→ **DATA FOR THIS EXERCISE**:
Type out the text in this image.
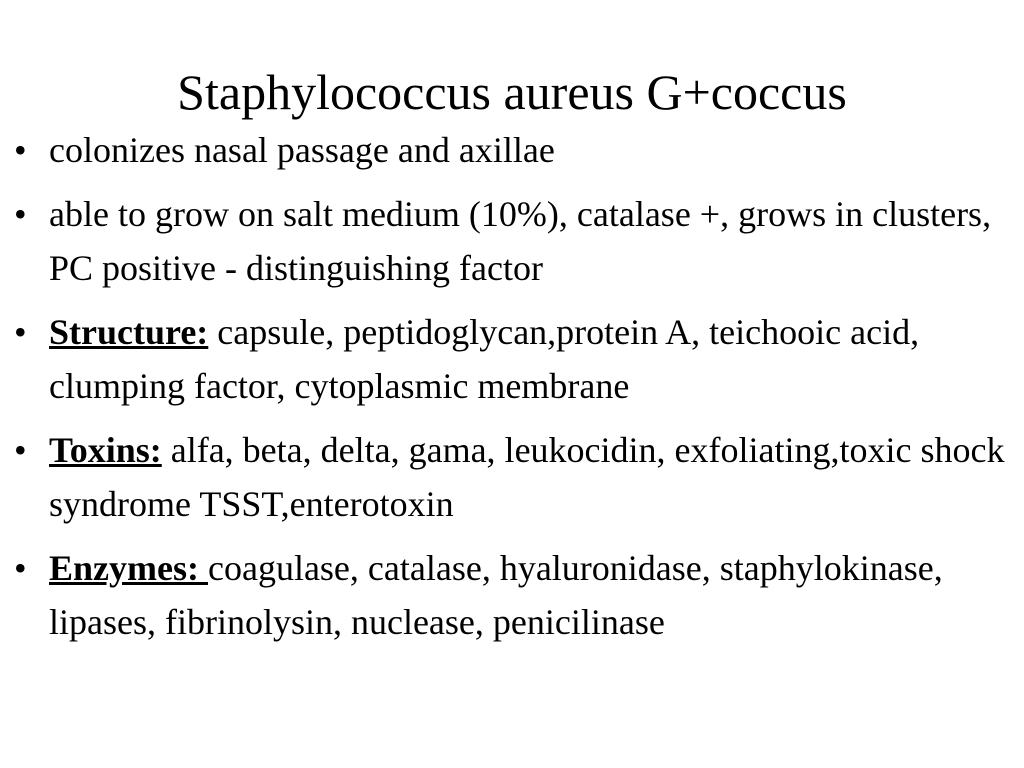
Staphylococcus aureus G+coccus
• colonizes nasal passage and axillae
• able to grow on salt medium (10%), catalase +, grows in clusters, PC positive - distinguishing factor
• Structure: capsule, peptidoglycan,protein A, teichooic acid, clumping factor, cytoplasmic membrane
• Toxins: alfa, beta, delta, gama, leukocidin, exfoliating,toxic shock syndrome TSST,enterotoxin
• Enzymes: coagulase, catalase, hyaluronidase, staphylokinase, lipases, fibrinolysin, nuclease, penicilinase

→ **TASK STATEMENT**: The listing above must be printed again exactly, minus its pictures.

→ **YOUR RESPONSE**:
Type out the text in this image.
Staphylococcus aureus G+coccus
• colonizes nasal passage and axillae
• able to grow on salt medium (10%), catalase +, grows in clusters, PC positive - distinguishing factor
• Structure: capsule, peptidoglycan,protein A, teichooic acid, clumping factor, cytoplasmic membrane
• Toxins: alfa, beta, delta, gama, leukocidin, exfoliating,toxic shock syndrome TSST,enterotoxin
• Enzymes: coagulase, catalase, hyaluronidase, staphylokinase, lipases, fibrinolysin, nuclease, penicilinase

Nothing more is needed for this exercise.